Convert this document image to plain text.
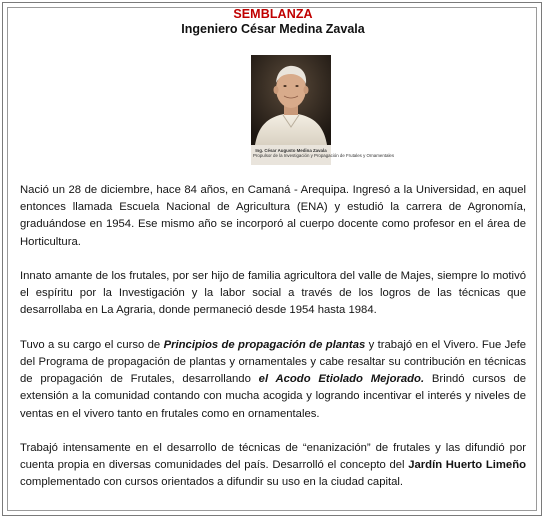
SEMBLANZA
Ingeniero César Medina Zavala
Ing. César Augusto Medina Zavala
Propulsor de la Investigación y Propagación de Frutales y Ornamentales

Nació un 28 de diciembre, hace 84 años, en Camaná - Arequipa. Ingresó a la Universidad, en aquel entonces llamada Escuela Nacional de Agricultura (ENA) y estudió la carrera de Agronomía, graduándose en 1954. Ese mismo año se incorporó al cuerpo docente como profesor en el área de Horticultura.

Innato amante de los frutales, por ser hijo de familia agricultora del valle de Majes, siempre lo motivó el espíritu por la Investigación y la labor social a través de los logros de las técnicas que desarrollaba en La Agraria, donde permaneció desde 1954 hasta 1984.

Tuvo a su cargo el curso de Principios de propagación de plantas y trabajó en el Vivero. Fue Jefe del Programa de propagación de plantas y ornamentales y cabe resaltar su contribución en técnicas de propagación de Frutales, desarrollando el Acodo Etiolado Mejorado. Brindó cursos de extensión a la comunidad contando con mucha acogida y logrando incentivar el interés y niveles de ventas en el vivero tanto en frutales como en ornamentales.

Trabajó intensamente en el desarrollo de técnicas de “enanización” de frutales y las difundió por cuenta propia en diversas comunidades del país. Desarrolló el concepto del Jardín Huerto Limeño complementado con cursos orientados a difundir su uso en la ciudad capital.
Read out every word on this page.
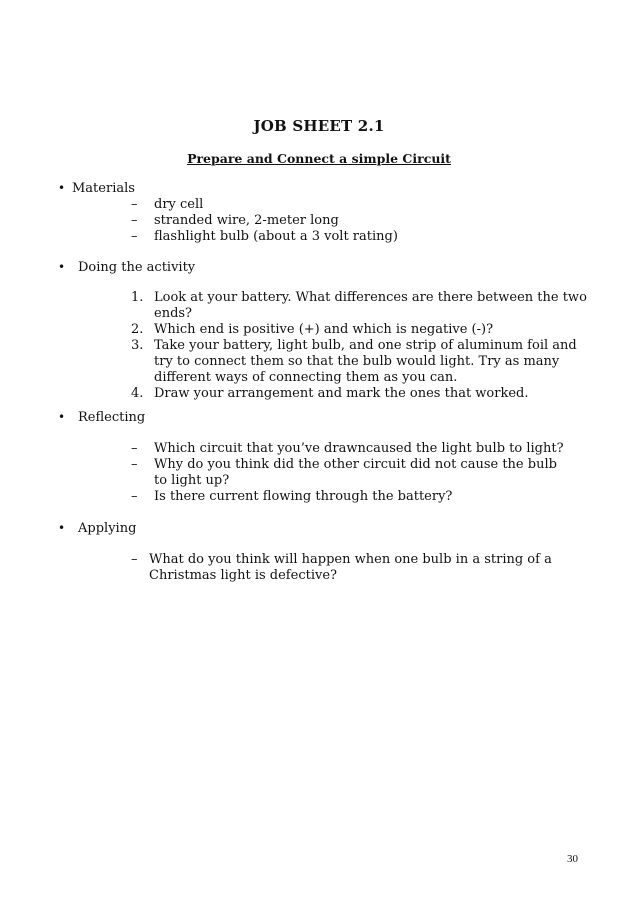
JOB SHEET 2.1
Prepare and Connect a simple Circuit
• Materials
–	dry cell
–	stranded wire, 2-meter long
–	flashlight bulb (about a 3 volt rating)
• Doing the activity
1. Look at your battery. What differences are there between the two ends?
2. Which end is positive (+) and which is negative (-)?
3. Take your battery, light bulb, and one strip of aluminum foil and try to connect them so that the bulb would light. Try as many different ways of connecting them as you can.
4. Draw your arrangement and mark the ones that worked.
• Reflecting
–	Which circuit that you’ve drawncaused the light bulb to light?
–	Why do you think did the other circuit did not cause the bulb to light up?
–	Is there current flowing through the battery?
• Applying
– What do you think will happen when one bulb in a string of a Christmas light is defective?
30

________________________

WRITTEN REQUEST: Transcribe all of the records above character for character. Exclude the pictures.

ANSWER TO THE TASK:
Convert this document image to plain text.
SEMBLANZA
Ingeniero César Medina Zavala
Ing. César Augusto Medina Zavala
Propulsor de la Investigación y Propagación de Frutales y Ornamentales

Nació un 28 de diciembre, hace 84 años, en Camaná - Arequipa. Ingresó a la Universidad, en aquel entonces llamada Escuela Nacional de Agricultura (ENA) y estudió la carrera de Agronomía, graduándose en 1954. Ese mismo año se incorporó al cuerpo docente como profesor en el área de Horticultura.

Innato amante de los frutales, por ser hijo de familia agricultora del valle de Majes, siempre lo motivó el espíritu por la Investigación y la labor social a través de los logros de las técnicas que desarrollaba en La Agraria, donde permaneció desde 1954 hasta 1984.

Tuvo a su cargo el curso de Principios de propagación de plantas y trabajó en el Vivero. Fue Jefe del Programa de propagación de plantas y ornamentales y cabe resaltar su contribución en técnicas de propagación de Frutales, desarrollando el Acodo Etiolado Mejorado. Brindó cursos de extensión a la comunidad contando con mucha acogida y logrando incentivar el interés y niveles de ventas en el vivero tanto en frutales como en ornamentales.

Trabajó intensamente en el desarrollo de técnicas de “enanización” de frutales y las difundió por cuenta propia en diversas comunidades del país. Desarrolló el concepto del Jardín Huerto Limeño complementado con cursos orientados a difundir su uso en la ciudad capital.
Read out every word on this page.
JOB SHEET 2.1
Prepare and Connect a simple Circuit
• Materials
–	dry cell
–	stranded wire, 2-meter long
–	flashlight bulb (about a 3 volt rating)
• Doing the activity
1. Look at your battery. What differences are there between the two ends?
2. Which end is positive (+) and which is negative (-)?
3. Take your battery, light bulb, and one strip of aluminum foil and try to connect them so that the bulb would light. Try as many different ways of connecting them as you can.
4. Draw your arrangement and mark the ones that worked.
• Reflecting
–	Which circuit that you’ve drawncaused the light bulb to light?
–	Why do you think did the other circuit did not cause the bulb to light up?
–	Is there current flowing through the battery?
• Applying
– What do you think will happen when one bulb in a string of a Christmas light is defective?
30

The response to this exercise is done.